Every entry below should be transcribed exactly; pictures stay out of the copy.

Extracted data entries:
========================

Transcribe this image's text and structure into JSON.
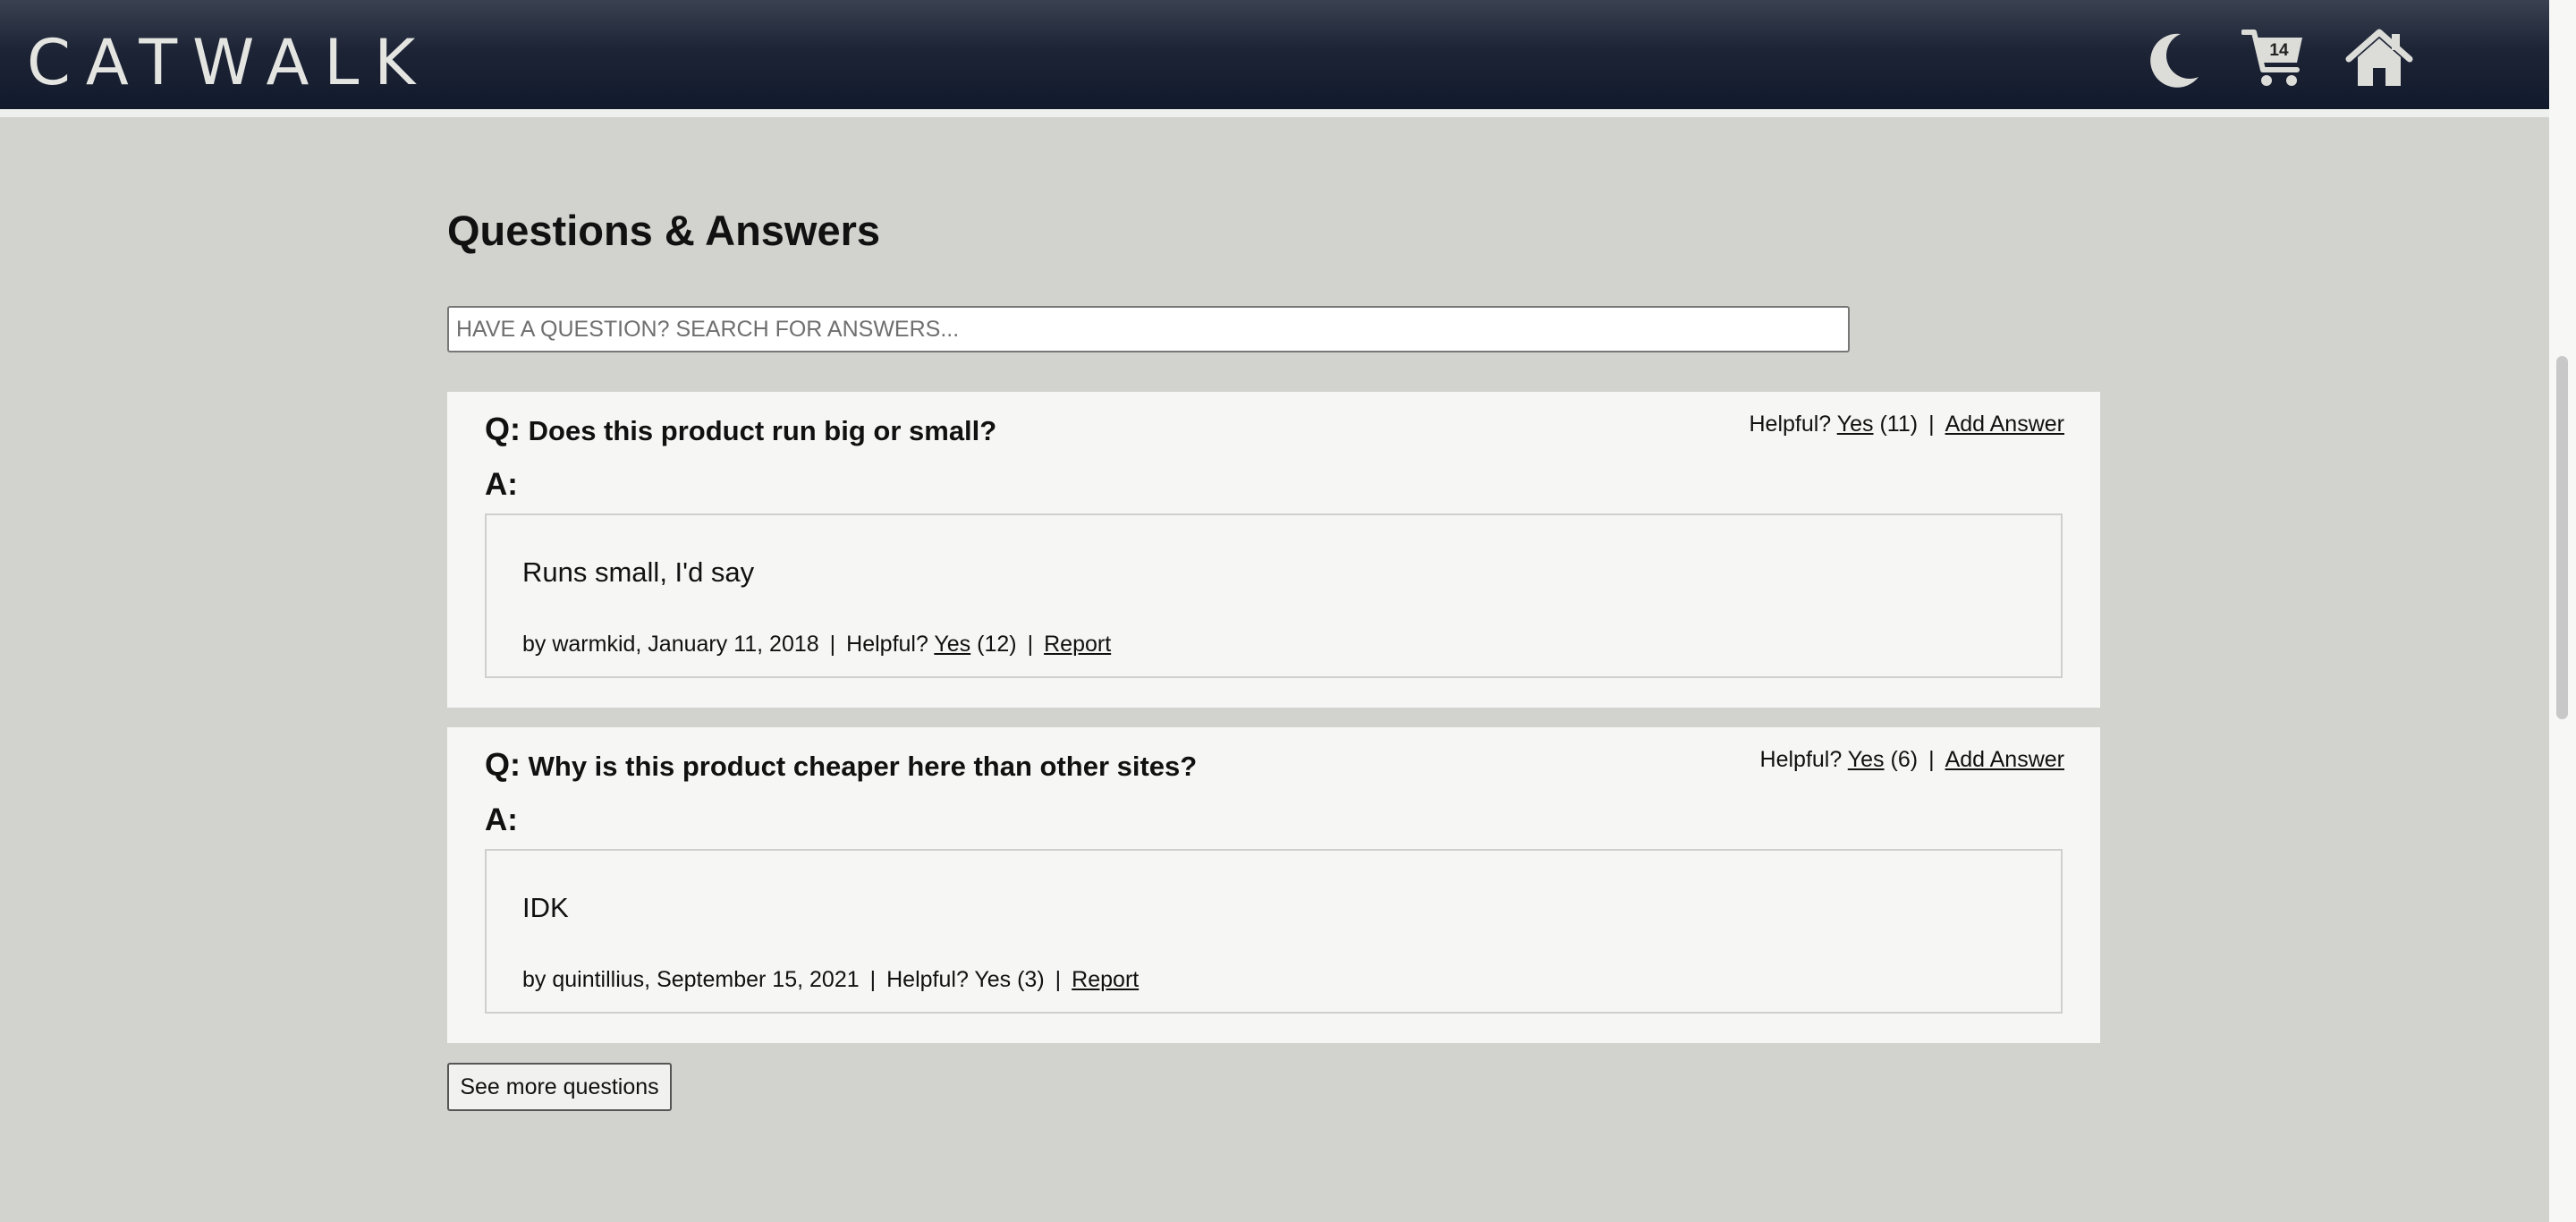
{
  "header": {
    "logo": "CATWALK",
    "cart_count": "14",
    "icons": [
      "moon-icon",
      "cart-icon",
      "home-icon"
    ]
  },
  "qa": {
    "title": "Questions & Answers",
    "search_placeholder": "HAVE A QUESTION? SEARCH FOR ANSWERS...",
    "questions": [
      {
        "prefix": "Q:",
        "text": "Does this product run big or small?",
        "helpful_label": "Helpful?",
        "yes": "Yes",
        "count": "(11)",
        "sep": "|",
        "add_answer": "Add Answer",
        "answer_label": "A:",
        "answer": {
          "body": "Runs small, I'd say",
          "by": "by warmkid, January 11, 2018",
          "helpful_label": "Helpful?",
          "yes": "Yes",
          "count": "(12)",
          "report": "Report"
        }
      },
      {
        "prefix": "Q:",
        "text": "Why is this product cheaper here than other sites?",
        "helpful_label": "Helpful?",
        "yes": "Yes",
        "count": "(6)",
        "sep": "|",
        "add_answer": "Add Answer",
        "answer_label": "A:",
        "answer": {
          "body": "IDK",
          "by": "by quintillius, September 15, 2021",
          "helpful_label": "Helpful?",
          "yes": "Yes",
          "count": "(3)",
          "report": "Report"
        }
      }
    ],
    "more_button": "See more questions"
  },
  "colors": {
    "header_bg": "#111a2c",
    "page_bg": "#d2d3ce",
    "card_bg": "#f6f6f5"
  }
}
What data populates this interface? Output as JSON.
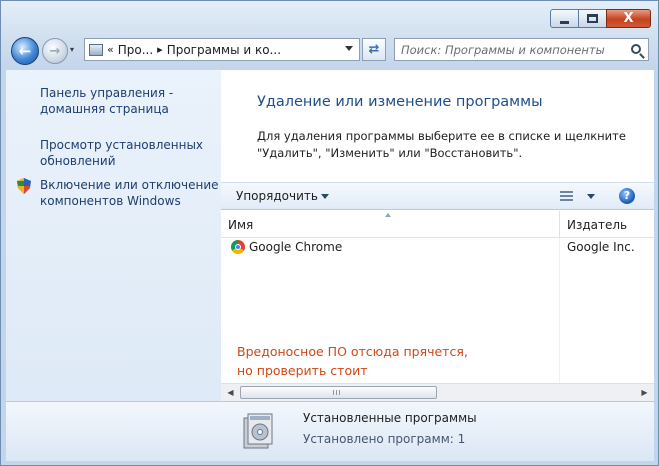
{
  "window": {
    "close_glyph": "X"
  },
  "nav": {
    "breadcrumb_prefix": "«",
    "crumbs": [
      "Про...",
      "Программы и ко..."
    ],
    "separator": "▸",
    "search_placeholder": "Поиск: Программы и компоненты"
  },
  "sidebar": {
    "items": [
      {
        "label": "Панель управления - домашняя страница"
      },
      {
        "label": "Просмотр установленных обновлений"
      },
      {
        "label": "Включение или отключение компонентов Windows"
      }
    ]
  },
  "main": {
    "title": "Удаление или изменение программы",
    "description": "Для удаления программы выберите ее в списке и щелкните \"Удалить\", \"Изменить\" или \"Восстановить\"."
  },
  "toolbar": {
    "organize_label": "Упорядочить",
    "help_glyph": "?"
  },
  "table": {
    "columns": [
      "Имя",
      "Издатель"
    ],
    "rows": [
      {
        "name": "Google Chrome",
        "publisher": "Google Inc."
      }
    ]
  },
  "annotation": {
    "line1": "Вредоносное ПО отсюда прячется,",
    "line2": "но проверить стоит"
  },
  "details": {
    "title": "Установленные программы",
    "count": "Установлено программ: 1"
  },
  "colors": {
    "accent_title": "#1e4f8a",
    "annotation": "#d14713"
  }
}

========================

_Answer below_:
Transcribe this image's text and structure into JSON.
{
  "header": {
    "logo": "CATWALK",
    "cart_count": "14",
    "icons": [
      "moon-icon",
      "cart-icon",
      "home-icon"
    ]
  },
  "qa": {
    "title": "Questions & Answers",
    "search_placeholder": "HAVE A QUESTION? SEARCH FOR ANSWERS...",
    "questions": [
      {
        "prefix": "Q:",
        "text": "Does this product run big or small?",
        "helpful_label": "Helpful?",
        "yes": "Yes",
        "count": "(11)",
        "sep": "|",
        "add_answer": "Add Answer",
        "answer_label": "A:",
        "answer": {
          "body": "Runs small, I'd say",
          "by": "by warmkid, January 11, 2018",
          "helpful_label": "Helpful?",
          "yes": "Yes",
          "count": "(12)",
          "report": "Report"
        }
      },
      {
        "prefix": "Q:",
        "text": "Why is this product cheaper here than other sites?",
        "helpful_label": "Helpful?",
        "yes": "Yes",
        "count": "(6)",
        "sep": "|",
        "add_answer": "Add Answer",
        "answer_label": "A:",
        "answer": {
          "body": "IDK",
          "by": "by quintillius, September 15, 2021",
          "helpful_label": "Helpful?",
          "yes": "Yes",
          "count": "(3)",
          "report": "Report"
        }
      }
    ],
    "more_button": "See more questions"
  },
  "colors": {
    "header_bg": "#111a2c",
    "page_bg": "#d2d3ce",
    "card_bg": "#f6f6f5"
  }
}
What data populates this interface? Output as JSON.
{
  "window": {
    "close_glyph": "X"
  },
  "nav": {
    "breadcrumb_prefix": "«",
    "crumbs": [
      "Про...",
      "Программы и ко..."
    ],
    "separator": "▸",
    "search_placeholder": "Поиск: Программы и компоненты"
  },
  "sidebar": {
    "items": [
      {
        "label": "Панель управления - домашняя страница"
      },
      {
        "label": "Просмотр установленных обновлений"
      },
      {
        "label": "Включение или отключение компонентов Windows"
      }
    ]
  },
  "main": {
    "title": "Удаление или изменение программы",
    "description": "Для удаления программы выберите ее в списке и щелкните \"Удалить\", \"Изменить\" или \"Восстановить\"."
  },
  "toolbar": {
    "organize_label": "Упорядочить",
    "help_glyph": "?"
  },
  "table": {
    "columns": [
      "Имя",
      "Издатель"
    ],
    "rows": [
      {
        "name": "Google Chrome",
        "publisher": "Google Inc."
      }
    ]
  },
  "annotation": {
    "line1": "Вредоносное ПО отсюда прячется,",
    "line2": "но проверить стоит"
  },
  "details": {
    "title": "Установленные программы",
    "count": "Установлено программ: 1"
  },
  "colors": {
    "accent_title": "#1e4f8a",
    "annotation": "#d14713"
  }
}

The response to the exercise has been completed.